§ STATED EXERCISE
Return every line of the material exactly.

--- START OF EXCERPTED DATA ---

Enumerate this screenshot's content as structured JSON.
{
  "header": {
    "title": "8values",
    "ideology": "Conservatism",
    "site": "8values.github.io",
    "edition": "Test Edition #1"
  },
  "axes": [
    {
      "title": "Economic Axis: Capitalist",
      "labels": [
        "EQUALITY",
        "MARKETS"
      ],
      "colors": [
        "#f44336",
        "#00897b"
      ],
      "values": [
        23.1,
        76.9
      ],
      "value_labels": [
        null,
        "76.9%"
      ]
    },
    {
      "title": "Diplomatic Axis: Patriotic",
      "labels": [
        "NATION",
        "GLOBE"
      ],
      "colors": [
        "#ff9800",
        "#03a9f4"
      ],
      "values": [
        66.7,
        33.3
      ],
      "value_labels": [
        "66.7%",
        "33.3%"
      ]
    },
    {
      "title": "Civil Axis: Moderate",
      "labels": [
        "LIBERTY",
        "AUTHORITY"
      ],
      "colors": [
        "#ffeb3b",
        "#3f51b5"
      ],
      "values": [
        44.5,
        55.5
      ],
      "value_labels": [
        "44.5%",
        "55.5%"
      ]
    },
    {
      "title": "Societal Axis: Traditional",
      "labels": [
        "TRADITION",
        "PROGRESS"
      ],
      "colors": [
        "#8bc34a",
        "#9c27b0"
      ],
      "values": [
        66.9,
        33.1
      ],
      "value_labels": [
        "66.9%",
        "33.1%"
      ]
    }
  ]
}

--- END OF EXCERPTED DATA ---

§ ANSWER
Enumerate this screenshot's content as structured JSON.
{
  "header": {
    "title": "8values",
    "ideology": "Conservatism",
    "site": "8values.github.io",
    "edition": "Test Edition #1"
  },
  "axes": [
    {
      "title": "Economic Axis: Capitalist",
      "labels": [
        "EQUALITY",
        "MARKETS"
      ],
      "colors": [
        "#f44336",
        "#00897b"
      ],
      "values": [
        23.1,
        76.9
      ],
      "value_labels": [
        null,
        "76.9%"
      ]
    },
    {
      "title": "Diplomatic Axis: Patriotic",
      "labels": [
        "NATION",
        "GLOBE"
      ],
      "colors": [
        "#ff9800",
        "#03a9f4"
      ],
      "values": [
        66.7,
        33.3
      ],
      "value_labels": [
        "66.7%",
        "33.3%"
      ]
    },
    {
      "title": "Civil Axis: Moderate",
      "labels": [
        "LIBERTY",
        "AUTHORITY"
      ],
      "colors": [
        "#ffeb3b",
        "#3f51b5"
      ],
      "values": [
        44.5,
        55.5
      ],
      "value_labels": [
        "44.5%",
        "55.5%"
      ]
    },
    {
      "title": "Societal Axis: Traditional",
      "labels": [
        "TRADITION",
        "PROGRESS"
      ],
      "colors": [
        "#8bc34a",
        "#9c27b0"
      ],
      "values": [
        66.9,
        33.1
      ],
      "value_labels": [
        "66.9%",
        "33.1%"
      ]
    }
  ]
}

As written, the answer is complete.